Required task:
What is the number of lines in the data that hold the string "icon"? Reply with that number only.

Records supplied:
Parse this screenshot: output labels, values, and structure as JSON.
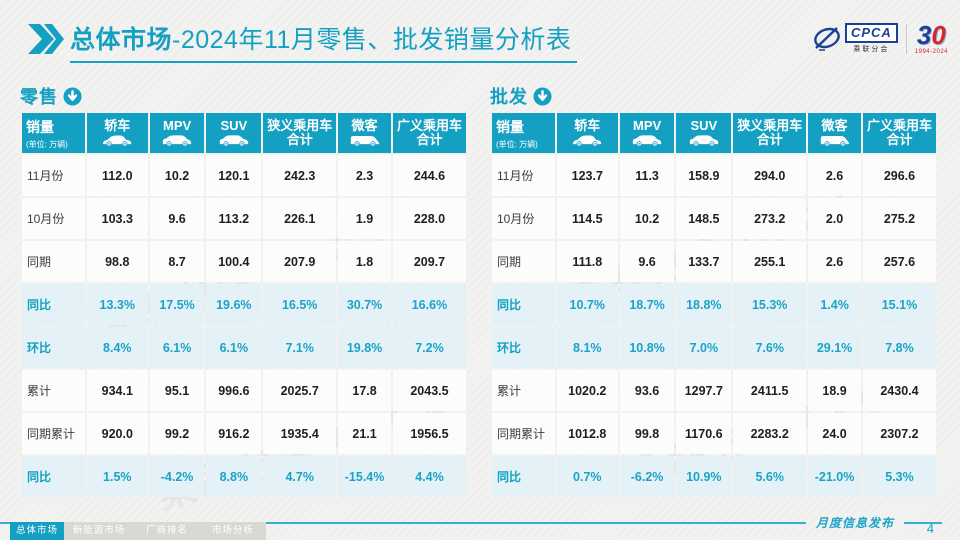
{
  "page": {
    "title_prefix": "总体市场",
    "title_rest": "-2024年11月零售、批发销量分析表",
    "footer_note": "月度信息发布",
    "page_number": "4",
    "watermark": "乘联分会 CPCA"
  },
  "logos": {
    "cpca_text": "CPCA",
    "cpca_sub": "乘联分会",
    "anniversary_3": "3",
    "anniversary_0": "0",
    "anniversary_years": "1994-2024"
  },
  "colors": {
    "accent_teal": "#14A0C2",
    "highlight_row_bg": "#E4F2F8",
    "logo_blue": "#1D3F94",
    "logo_red": "#D6252C"
  },
  "columns": {
    "first_header_title": "销量",
    "first_header_unit": "(单位: 万辆)",
    "headers": [
      {
        "label": "轿车",
        "icon": "sedan-icon"
      },
      {
        "label": "MPV",
        "icon": "mpv-icon"
      },
      {
        "label": "SUV",
        "icon": "suv-icon"
      },
      {
        "label": "狭义乘用车",
        "label2": "合计"
      },
      {
        "label": "微客",
        "icon": "minivan-icon"
      },
      {
        "label": "广义乘用车",
        "label2": "合计"
      }
    ]
  },
  "tables": [
    {
      "title": "零售",
      "rows": [
        {
          "label": "11月份",
          "highlight": false,
          "values": [
            "112.0",
            "10.2",
            "120.1",
            "242.3",
            "2.3",
            "244.6"
          ]
        },
        {
          "label": "10月份",
          "highlight": false,
          "values": [
            "103.3",
            "9.6",
            "113.2",
            "226.1",
            "1.9",
            "228.0"
          ]
        },
        {
          "label": "同期",
          "highlight": false,
          "values": [
            "98.8",
            "8.7",
            "100.4",
            "207.9",
            "1.8",
            "209.7"
          ]
        },
        {
          "label": "同比",
          "highlight": true,
          "values": [
            "13.3%",
            "17.5%",
            "19.6%",
            "16.5%",
            "30.7%",
            "16.6%"
          ]
        },
        {
          "label": "环比",
          "highlight": true,
          "values": [
            "8.4%",
            "6.1%",
            "6.1%",
            "7.1%",
            "19.8%",
            "7.2%"
          ]
        },
        {
          "label": "累计",
          "highlight": false,
          "values": [
            "934.1",
            "95.1",
            "996.6",
            "2025.7",
            "17.8",
            "2043.5"
          ]
        },
        {
          "label": "同期累计",
          "highlight": false,
          "values": [
            "920.0",
            "99.2",
            "916.2",
            "1935.4",
            "21.1",
            "1956.5"
          ]
        },
        {
          "label": "同比",
          "highlight": true,
          "values": [
            "1.5%",
            "-4.2%",
            "8.8%",
            "4.7%",
            "-15.4%",
            "4.4%"
          ]
        }
      ]
    },
    {
      "title": "批发",
      "rows": [
        {
          "label": "11月份",
          "highlight": false,
          "values": [
            "123.7",
            "11.3",
            "158.9",
            "294.0",
            "2.6",
            "296.6"
          ]
        },
        {
          "label": "10月份",
          "highlight": false,
          "values": [
            "114.5",
            "10.2",
            "148.5",
            "273.2",
            "2.0",
            "275.2"
          ]
        },
        {
          "label": "同期",
          "highlight": false,
          "values": [
            "111.8",
            "9.6",
            "133.7",
            "255.1",
            "2.6",
            "257.6"
          ]
        },
        {
          "label": "同比",
          "highlight": true,
          "values": [
            "10.7%",
            "18.7%",
            "18.8%",
            "15.3%",
            "1.4%",
            "15.1%"
          ]
        },
        {
          "label": "环比",
          "highlight": true,
          "values": [
            "8.1%",
            "10.8%",
            "7.0%",
            "7.6%",
            "29.1%",
            "7.8%"
          ]
        },
        {
          "label": "累计",
          "highlight": false,
          "values": [
            "1020.2",
            "93.6",
            "1297.7",
            "2411.5",
            "18.9",
            "2430.4"
          ]
        },
        {
          "label": "同期累计",
          "highlight": false,
          "values": [
            "1012.8",
            "99.8",
            "1170.6",
            "2283.2",
            "24.0",
            "2307.2"
          ]
        },
        {
          "label": "同比",
          "highlight": true,
          "values": [
            "0.7%",
            "-6.2%",
            "10.9%",
            "5.6%",
            "-21.0%",
            "5.3%"
          ]
        }
      ]
    }
  ],
  "footer_tabs": [
    {
      "label": "总体市场",
      "active": true
    },
    {
      "label": "新能源市场",
      "active": false
    },
    {
      "label": "厂商排名",
      "active": false
    },
    {
      "label": "市场分析",
      "active": false
    }
  ]
}
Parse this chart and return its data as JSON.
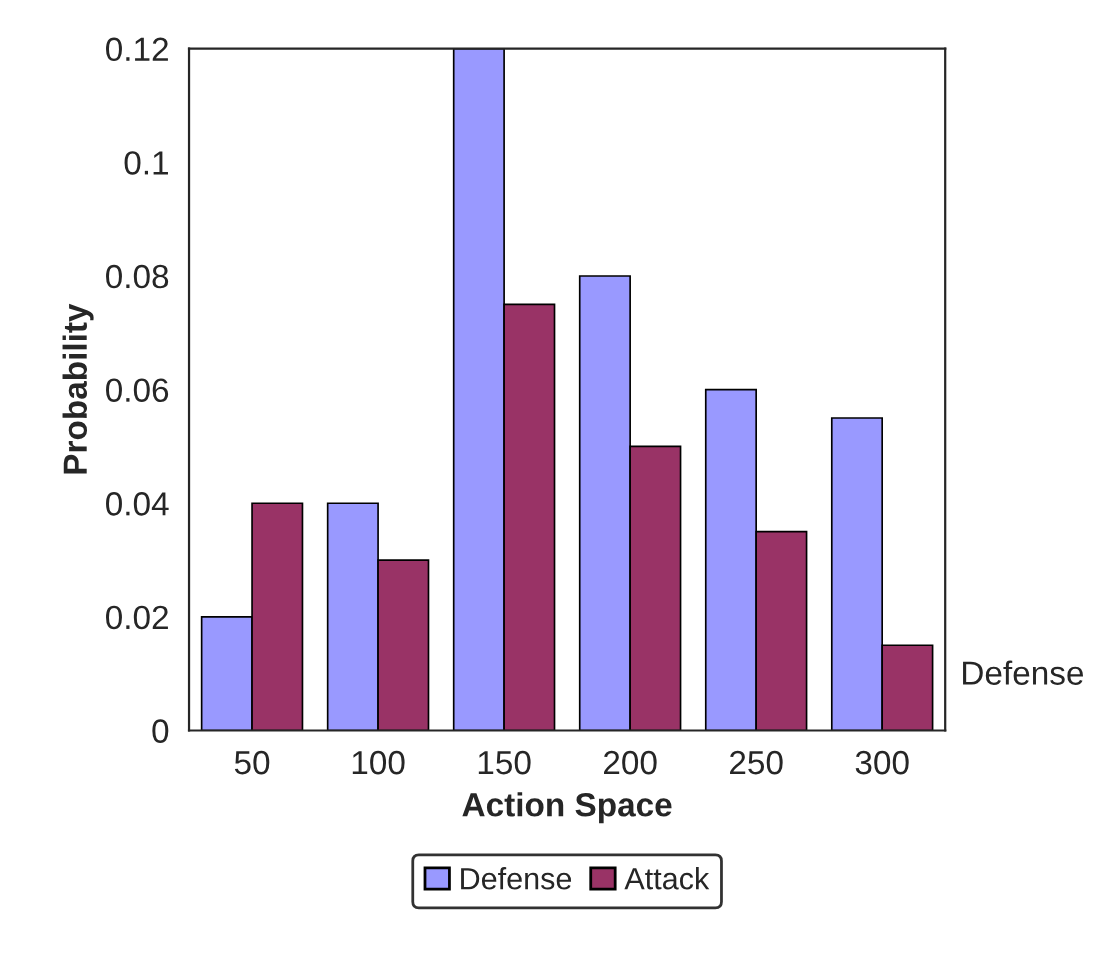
{
  "chart_data": {
    "type": "bar",
    "xlabel": "Action Space",
    "ylabel": "Probability",
    "categories": [
      "50",
      "100",
      "150",
      "200",
      "250",
      "300"
    ],
    "series": [
      {
        "name": "Defense",
        "color": "#9999ff",
        "values": [
          0.02,
          0.04,
          0.12,
          0.08,
          0.06,
          0.055
        ]
      },
      {
        "name": "Attack",
        "color": "#993366",
        "values": [
          0.04,
          0.03,
          0.075,
          0.05,
          0.035,
          0.015
        ]
      }
    ],
    "ylim": [
      0,
      0.12
    ],
    "yticks": [
      0,
      0.02,
      0.04,
      0.06,
      0.08,
      0.1,
      0.12
    ],
    "annotations": [
      "Defense"
    ],
    "legend": "bottom",
    "grid": false
  }
}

Response to the task:
4